■ **Short task**
Entries follow. Set all of them down as they stand.
****************
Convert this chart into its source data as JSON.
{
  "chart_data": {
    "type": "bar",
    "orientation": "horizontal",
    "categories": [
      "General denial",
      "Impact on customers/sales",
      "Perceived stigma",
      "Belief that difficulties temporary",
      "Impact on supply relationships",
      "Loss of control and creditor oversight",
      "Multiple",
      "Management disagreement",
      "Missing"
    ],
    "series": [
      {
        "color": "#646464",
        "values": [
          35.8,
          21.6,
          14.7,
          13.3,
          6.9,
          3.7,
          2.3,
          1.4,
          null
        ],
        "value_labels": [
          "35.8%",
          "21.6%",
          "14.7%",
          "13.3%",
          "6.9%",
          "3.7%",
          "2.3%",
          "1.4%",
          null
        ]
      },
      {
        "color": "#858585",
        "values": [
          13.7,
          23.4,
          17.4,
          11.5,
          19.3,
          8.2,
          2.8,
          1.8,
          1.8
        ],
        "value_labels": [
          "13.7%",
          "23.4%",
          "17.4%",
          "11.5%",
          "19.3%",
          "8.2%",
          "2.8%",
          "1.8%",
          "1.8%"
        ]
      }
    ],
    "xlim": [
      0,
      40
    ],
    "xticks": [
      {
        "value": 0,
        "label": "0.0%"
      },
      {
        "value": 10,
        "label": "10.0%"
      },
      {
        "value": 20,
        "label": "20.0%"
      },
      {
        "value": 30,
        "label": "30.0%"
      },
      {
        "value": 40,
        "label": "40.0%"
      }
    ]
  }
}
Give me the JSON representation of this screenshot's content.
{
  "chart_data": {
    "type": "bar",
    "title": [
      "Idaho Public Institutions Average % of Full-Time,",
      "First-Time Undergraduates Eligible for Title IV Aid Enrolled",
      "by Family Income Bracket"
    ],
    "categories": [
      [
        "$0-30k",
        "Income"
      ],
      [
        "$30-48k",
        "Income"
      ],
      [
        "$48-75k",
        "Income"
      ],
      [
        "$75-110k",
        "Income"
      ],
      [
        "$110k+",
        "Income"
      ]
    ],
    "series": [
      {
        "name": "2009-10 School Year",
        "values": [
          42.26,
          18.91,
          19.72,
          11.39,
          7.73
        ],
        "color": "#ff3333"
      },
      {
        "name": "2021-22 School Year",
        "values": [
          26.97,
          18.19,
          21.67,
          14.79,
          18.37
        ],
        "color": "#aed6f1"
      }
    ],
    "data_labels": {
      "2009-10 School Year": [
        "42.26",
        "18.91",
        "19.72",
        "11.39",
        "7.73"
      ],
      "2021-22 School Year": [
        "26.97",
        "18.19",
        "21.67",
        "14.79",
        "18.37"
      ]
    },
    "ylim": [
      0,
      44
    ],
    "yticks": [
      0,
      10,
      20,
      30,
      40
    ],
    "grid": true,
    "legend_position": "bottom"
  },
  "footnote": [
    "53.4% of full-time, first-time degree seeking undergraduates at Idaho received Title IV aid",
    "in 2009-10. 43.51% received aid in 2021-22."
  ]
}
****************
■ **Exercise solution**
Convert this chart into its source data as JSON.
{
  "chart_data": {
    "type": "bar",
    "orientation": "horizontal",
    "categories": [
      "General denial",
      "Impact on customers/sales",
      "Perceived stigma",
      "Belief that difficulties temporary",
      "Impact on supply relationships",
      "Loss of control and creditor oversight",
      "Multiple",
      "Management disagreement",
      "Missing"
    ],
    "series": [
      {
        "color": "#646464",
        "values": [
          35.8,
          21.6,
          14.7,
          13.3,
          6.9,
          3.7,
          2.3,
          1.4,
          null
        ],
        "value_labels": [
          "35.8%",
          "21.6%",
          "14.7%",
          "13.3%",
          "6.9%",
          "3.7%",
          "2.3%",
          "1.4%",
          null
        ]
      },
      {
        "color": "#858585",
        "values": [
          13.7,
          23.4,
          17.4,
          11.5,
          19.3,
          8.2,
          2.8,
          1.8,
          1.8
        ],
        "value_labels": [
          "13.7%",
          "23.4%",
          "17.4%",
          "11.5%",
          "19.3%",
          "8.2%",
          "2.8%",
          "1.8%",
          "1.8%"
        ]
      }
    ],
    "xlim": [
      0,
      40
    ],
    "xticks": [
      {
        "value": 0,
        "label": "0.0%"
      },
      {
        "value": 10,
        "label": "10.0%"
      },
      {
        "value": 20,
        "label": "20.0%"
      },
      {
        "value": 30,
        "label": "30.0%"
      },
      {
        "value": 40,
        "label": "40.0%"
      }
    ]
  }
}
Give me the JSON representation of this screenshot's content.
{
  "chart_data": {
    "type": "bar",
    "title": [
      "Idaho Public Institutions Average % of Full-Time,",
      "First-Time Undergraduates Eligible for Title IV Aid Enrolled",
      "by Family Income Bracket"
    ],
    "categories": [
      [
        "$0-30k",
        "Income"
      ],
      [
        "$30-48k",
        "Income"
      ],
      [
        "$48-75k",
        "Income"
      ],
      [
        "$75-110k",
        "Income"
      ],
      [
        "$110k+",
        "Income"
      ]
    ],
    "series": [
      {
        "name": "2009-10 School Year",
        "values": [
          42.26,
          18.91,
          19.72,
          11.39,
          7.73
        ],
        "color": "#ff3333"
      },
      {
        "name": "2021-22 School Year",
        "values": [
          26.97,
          18.19,
          21.67,
          14.79,
          18.37
        ],
        "color": "#aed6f1"
      }
    ],
    "data_labels": {
      "2009-10 School Year": [
        "42.26",
        "18.91",
        "19.72",
        "11.39",
        "7.73"
      ],
      "2021-22 School Year": [
        "26.97",
        "18.19",
        "21.67",
        "14.79",
        "18.37"
      ]
    },
    "ylim": [
      0,
      44
    ],
    "yticks": [
      0,
      10,
      20,
      30,
      40
    ],
    "grid": true,
    "legend_position": "bottom"
  },
  "footnote": [
    "53.4% of full-time, first-time degree seeking undergraduates at Idaho received Title IV aid",
    "in 2009-10. 43.51% received aid in 2021-22."
  ]
}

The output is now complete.